→ **Stated task**
Return the complete listing that follows, with each line reproduced exactly.

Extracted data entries

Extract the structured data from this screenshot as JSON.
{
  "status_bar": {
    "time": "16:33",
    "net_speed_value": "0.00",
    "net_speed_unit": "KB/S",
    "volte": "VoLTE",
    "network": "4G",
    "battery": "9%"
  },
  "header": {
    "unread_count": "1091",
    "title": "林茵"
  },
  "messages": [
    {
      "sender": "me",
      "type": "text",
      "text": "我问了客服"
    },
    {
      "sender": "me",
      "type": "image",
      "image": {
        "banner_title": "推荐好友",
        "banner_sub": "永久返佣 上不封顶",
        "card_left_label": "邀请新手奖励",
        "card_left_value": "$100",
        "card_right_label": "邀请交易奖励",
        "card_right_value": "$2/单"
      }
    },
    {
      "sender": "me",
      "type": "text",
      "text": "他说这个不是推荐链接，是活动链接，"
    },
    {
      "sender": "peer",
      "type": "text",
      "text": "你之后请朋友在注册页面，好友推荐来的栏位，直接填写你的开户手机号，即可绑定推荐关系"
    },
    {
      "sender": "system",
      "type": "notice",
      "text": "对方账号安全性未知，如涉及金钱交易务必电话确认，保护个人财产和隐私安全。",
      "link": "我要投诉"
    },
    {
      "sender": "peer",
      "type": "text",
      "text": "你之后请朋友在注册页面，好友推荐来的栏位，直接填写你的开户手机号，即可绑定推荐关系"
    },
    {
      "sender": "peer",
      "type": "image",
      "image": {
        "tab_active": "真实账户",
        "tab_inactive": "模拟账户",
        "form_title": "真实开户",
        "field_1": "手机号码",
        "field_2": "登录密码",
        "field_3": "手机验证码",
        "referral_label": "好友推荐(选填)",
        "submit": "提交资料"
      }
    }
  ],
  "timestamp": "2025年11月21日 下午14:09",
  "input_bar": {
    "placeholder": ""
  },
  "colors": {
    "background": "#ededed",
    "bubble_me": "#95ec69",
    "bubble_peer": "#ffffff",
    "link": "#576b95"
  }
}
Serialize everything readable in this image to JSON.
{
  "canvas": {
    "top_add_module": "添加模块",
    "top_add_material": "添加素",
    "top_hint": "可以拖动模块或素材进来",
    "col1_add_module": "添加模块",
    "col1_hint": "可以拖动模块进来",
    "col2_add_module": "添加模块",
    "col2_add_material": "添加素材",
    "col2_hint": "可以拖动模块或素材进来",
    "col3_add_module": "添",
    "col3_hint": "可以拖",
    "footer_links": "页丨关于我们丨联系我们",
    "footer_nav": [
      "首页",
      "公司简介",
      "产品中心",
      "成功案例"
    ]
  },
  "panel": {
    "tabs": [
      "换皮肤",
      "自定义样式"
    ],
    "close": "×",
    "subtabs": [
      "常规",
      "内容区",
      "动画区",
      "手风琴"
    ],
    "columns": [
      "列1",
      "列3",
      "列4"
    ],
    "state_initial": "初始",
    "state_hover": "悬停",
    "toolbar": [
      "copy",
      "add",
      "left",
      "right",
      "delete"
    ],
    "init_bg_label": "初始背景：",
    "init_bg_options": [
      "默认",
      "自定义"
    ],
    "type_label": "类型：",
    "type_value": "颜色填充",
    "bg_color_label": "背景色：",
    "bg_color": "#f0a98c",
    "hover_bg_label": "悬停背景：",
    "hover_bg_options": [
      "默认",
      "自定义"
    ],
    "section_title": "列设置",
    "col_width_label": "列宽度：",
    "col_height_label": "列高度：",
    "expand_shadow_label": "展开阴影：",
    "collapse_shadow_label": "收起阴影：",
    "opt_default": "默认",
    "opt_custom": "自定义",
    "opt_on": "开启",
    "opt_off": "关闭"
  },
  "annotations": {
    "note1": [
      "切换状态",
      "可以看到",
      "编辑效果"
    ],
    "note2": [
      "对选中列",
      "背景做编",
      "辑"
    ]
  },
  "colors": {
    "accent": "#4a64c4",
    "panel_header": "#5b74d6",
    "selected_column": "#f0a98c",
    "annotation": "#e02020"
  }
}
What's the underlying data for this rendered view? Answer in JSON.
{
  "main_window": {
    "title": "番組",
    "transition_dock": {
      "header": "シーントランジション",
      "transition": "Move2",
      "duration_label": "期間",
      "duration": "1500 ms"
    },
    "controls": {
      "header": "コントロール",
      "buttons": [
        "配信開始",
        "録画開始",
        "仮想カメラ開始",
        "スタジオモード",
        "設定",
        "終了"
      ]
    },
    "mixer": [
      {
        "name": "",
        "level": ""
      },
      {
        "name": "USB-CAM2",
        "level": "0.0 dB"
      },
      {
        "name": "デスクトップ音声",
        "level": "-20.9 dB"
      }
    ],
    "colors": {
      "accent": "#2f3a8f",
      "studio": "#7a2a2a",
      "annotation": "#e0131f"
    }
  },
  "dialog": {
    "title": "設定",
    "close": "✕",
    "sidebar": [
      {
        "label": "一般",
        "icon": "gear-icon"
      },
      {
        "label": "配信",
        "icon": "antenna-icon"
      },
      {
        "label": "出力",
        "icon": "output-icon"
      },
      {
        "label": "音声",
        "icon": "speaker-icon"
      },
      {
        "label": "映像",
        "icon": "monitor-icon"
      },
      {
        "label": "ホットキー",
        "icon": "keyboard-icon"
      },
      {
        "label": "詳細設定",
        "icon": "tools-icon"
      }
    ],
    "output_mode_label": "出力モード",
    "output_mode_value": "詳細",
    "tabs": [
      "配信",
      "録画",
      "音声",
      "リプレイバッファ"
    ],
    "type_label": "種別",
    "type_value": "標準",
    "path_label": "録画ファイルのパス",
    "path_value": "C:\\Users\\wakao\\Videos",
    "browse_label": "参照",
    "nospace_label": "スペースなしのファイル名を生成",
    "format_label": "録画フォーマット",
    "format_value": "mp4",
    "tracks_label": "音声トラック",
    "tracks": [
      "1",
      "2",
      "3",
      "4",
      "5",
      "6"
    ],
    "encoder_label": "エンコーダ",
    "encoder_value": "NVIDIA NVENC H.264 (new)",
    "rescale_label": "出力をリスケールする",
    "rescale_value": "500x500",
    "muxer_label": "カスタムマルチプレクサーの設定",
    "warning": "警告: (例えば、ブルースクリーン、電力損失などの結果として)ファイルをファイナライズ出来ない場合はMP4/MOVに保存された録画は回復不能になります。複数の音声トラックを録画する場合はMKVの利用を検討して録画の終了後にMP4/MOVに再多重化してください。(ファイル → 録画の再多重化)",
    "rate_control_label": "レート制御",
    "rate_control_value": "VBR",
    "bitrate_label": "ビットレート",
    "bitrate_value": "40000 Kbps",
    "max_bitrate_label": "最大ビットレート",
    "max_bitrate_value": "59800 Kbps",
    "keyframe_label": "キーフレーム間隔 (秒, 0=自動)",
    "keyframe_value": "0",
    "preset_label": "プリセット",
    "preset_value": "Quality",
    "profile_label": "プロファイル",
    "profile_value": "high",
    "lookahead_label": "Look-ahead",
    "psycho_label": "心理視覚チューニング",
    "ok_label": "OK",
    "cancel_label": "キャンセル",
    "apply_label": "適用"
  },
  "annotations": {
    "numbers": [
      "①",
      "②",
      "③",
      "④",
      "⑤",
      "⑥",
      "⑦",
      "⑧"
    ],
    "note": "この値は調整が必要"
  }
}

→ **Task answer**
Extract the structured data from this screenshot as JSON.
{
  "status_bar": {
    "time": "16:33",
    "net_speed_value": "0.00",
    "net_speed_unit": "KB/S",
    "volte": "VoLTE",
    "network": "4G",
    "battery": "9%"
  },
  "header": {
    "unread_count": "1091",
    "title": "林茵"
  },
  "messages": [
    {
      "sender": "me",
      "type": "text",
      "text": "我问了客服"
    },
    {
      "sender": "me",
      "type": "image",
      "image": {
        "banner_title": "推荐好友",
        "banner_sub": "永久返佣 上不封顶",
        "card_left_label": "邀请新手奖励",
        "card_left_value": "$100",
        "card_right_label": "邀请交易奖励",
        "card_right_value": "$2/单"
      }
    },
    {
      "sender": "me",
      "type": "text",
      "text": "他说这个不是推荐链接，是活动链接，"
    },
    {
      "sender": "peer",
      "type": "text",
      "text": "你之后请朋友在注册页面，好友推荐来的栏位，直接填写你的开户手机号，即可绑定推荐关系"
    },
    {
      "sender": "system",
      "type": "notice",
      "text": "对方账号安全性未知，如涉及金钱交易务必电话确认，保护个人财产和隐私安全。",
      "link": "我要投诉"
    },
    {
      "sender": "peer",
      "type": "text",
      "text": "你之后请朋友在注册页面，好友推荐来的栏位，直接填写你的开户手机号，即可绑定推荐关系"
    },
    {
      "sender": "peer",
      "type": "image",
      "image": {
        "tab_active": "真实账户",
        "tab_inactive": "模拟账户",
        "form_title": "真实开户",
        "field_1": "手机号码",
        "field_2": "登录密码",
        "field_3": "手机验证码",
        "referral_label": "好友推荐(选填)",
        "submit": "提交资料"
      }
    }
  ],
  "timestamp": "2025年11月21日 下午14:09",
  "input_bar": {
    "placeholder": ""
  },
  "colors": {
    "background": "#ededed",
    "bubble_me": "#95ec69",
    "bubble_peer": "#ffffff",
    "link": "#576b95"
  }
}
Serialize everything readable in this image to JSON.
{
  "canvas": {
    "top_add_module": "添加模块",
    "top_add_material": "添加素",
    "top_hint": "可以拖动模块或素材进来",
    "col1_add_module": "添加模块",
    "col1_hint": "可以拖动模块进来",
    "col2_add_module": "添加模块",
    "col2_add_material": "添加素材",
    "col2_hint": "可以拖动模块或素材进来",
    "col3_add_module": "添",
    "col3_hint": "可以拖",
    "footer_links": "页丨关于我们丨联系我们",
    "footer_nav": [
      "首页",
      "公司简介",
      "产品中心",
      "成功案例"
    ]
  },
  "panel": {
    "tabs": [
      "换皮肤",
      "自定义样式"
    ],
    "close": "×",
    "subtabs": [
      "常规",
      "内容区",
      "动画区",
      "手风琴"
    ],
    "columns": [
      "列1",
      "列3",
      "列4"
    ],
    "state_initial": "初始",
    "state_hover": "悬停",
    "toolbar": [
      "copy",
      "add",
      "left",
      "right",
      "delete"
    ],
    "init_bg_label": "初始背景：",
    "init_bg_options": [
      "默认",
      "自定义"
    ],
    "type_label": "类型：",
    "type_value": "颜色填充",
    "bg_color_label": "背景色：",
    "bg_color": "#f0a98c",
    "hover_bg_label": "悬停背景：",
    "hover_bg_options": [
      "默认",
      "自定义"
    ],
    "section_title": "列设置",
    "col_width_label": "列宽度：",
    "col_height_label": "列高度：",
    "expand_shadow_label": "展开阴影：",
    "collapse_shadow_label": "收起阴影：",
    "opt_default": "默认",
    "opt_custom": "自定义",
    "opt_on": "开启",
    "opt_off": "关闭"
  },
  "annotations": {
    "note1": [
      "切换状态",
      "可以看到",
      "编辑效果"
    ],
    "note2": [
      "对选中列",
      "背景做编",
      "辑"
    ]
  },
  "colors": {
    "accent": "#4a64c4",
    "panel_header": "#5b74d6",
    "selected_column": "#f0a98c",
    "annotation": "#e02020"
  }
}
What's the underlying data for this rendered view? Answer in JSON.
{
  "main_window": {
    "title": "番組",
    "transition_dock": {
      "header": "シーントランジション",
      "transition": "Move2",
      "duration_label": "期間",
      "duration": "1500 ms"
    },
    "controls": {
      "header": "コントロール",
      "buttons": [
        "配信開始",
        "録画開始",
        "仮想カメラ開始",
        "スタジオモード",
        "設定",
        "終了"
      ]
    },
    "mixer": [
      {
        "name": "",
        "level": ""
      },
      {
        "name": "USB-CAM2",
        "level": "0.0 dB"
      },
      {
        "name": "デスクトップ音声",
        "level": "-20.9 dB"
      }
    ],
    "colors": {
      "accent": "#2f3a8f",
      "studio": "#7a2a2a",
      "annotation": "#e0131f"
    }
  },
  "dialog": {
    "title": "設定",
    "close": "✕",
    "sidebar": [
      {
        "label": "一般",
        "icon": "gear-icon"
      },
      {
        "label": "配信",
        "icon": "antenna-icon"
      },
      {
        "label": "出力",
        "icon": "output-icon"
      },
      {
        "label": "音声",
        "icon": "speaker-icon"
      },
      {
        "label": "映像",
        "icon": "monitor-icon"
      },
      {
        "label": "ホットキー",
        "icon": "keyboard-icon"
      },
      {
        "label": "詳細設定",
        "icon": "tools-icon"
      }
    ],
    "output_mode_label": "出力モード",
    "output_mode_value": "詳細",
    "tabs": [
      "配信",
      "録画",
      "音声",
      "リプレイバッファ"
    ],
    "type_label": "種別",
    "type_value": "標準",
    "path_label": "録画ファイルのパス",
    "path_value": "C:\\Users\\wakao\\Videos",
    "browse_label": "参照",
    "nospace_label": "スペースなしのファイル名を生成",
    "format_label": "録画フォーマット",
    "format_value": "mp4",
    "tracks_label": "音声トラック",
    "tracks": [
      "1",
      "2",
      "3",
      "4",
      "5",
      "6"
    ],
    "encoder_label": "エンコーダ",
    "encoder_value": "NVIDIA NVENC H.264 (new)",
    "rescale_label": "出力をリスケールする",
    "rescale_value": "500x500",
    "muxer_label": "カスタムマルチプレクサーの設定",
    "warning": "警告: (例えば、ブルースクリーン、電力損失などの結果として)ファイルをファイナライズ出来ない場合はMP4/MOVに保存された録画は回復不能になります。複数の音声トラックを録画する場合はMKVの利用を検討して録画の終了後にMP4/MOVに再多重化してください。(ファイル → 録画の再多重化)",
    "rate_control_label": "レート制御",
    "rate_control_value": "VBR",
    "bitrate_label": "ビットレート",
    "bitrate_value": "40000 Kbps",
    "max_bitrate_label": "最大ビットレート",
    "max_bitrate_value": "59800 Kbps",
    "keyframe_label": "キーフレーム間隔 (秒, 0=自動)",
    "keyframe_value": "0",
    "preset_label": "プリセット",
    "preset_value": "Quality",
    "profile_label": "プロファイル",
    "profile_value": "high",
    "lookahead_label": "Look-ahead",
    "psycho_label": "心理視覚チューニング",
    "ok_label": "OK",
    "cancel_label": "キャンセル",
    "apply_label": "適用"
  },
  "annotations": {
    "numbers": [
      "①",
      "②",
      "③",
      "④",
      "⑤",
      "⑥",
      "⑦",
      "⑧"
    ],
    "note": "この値は調整が必要"
  }
}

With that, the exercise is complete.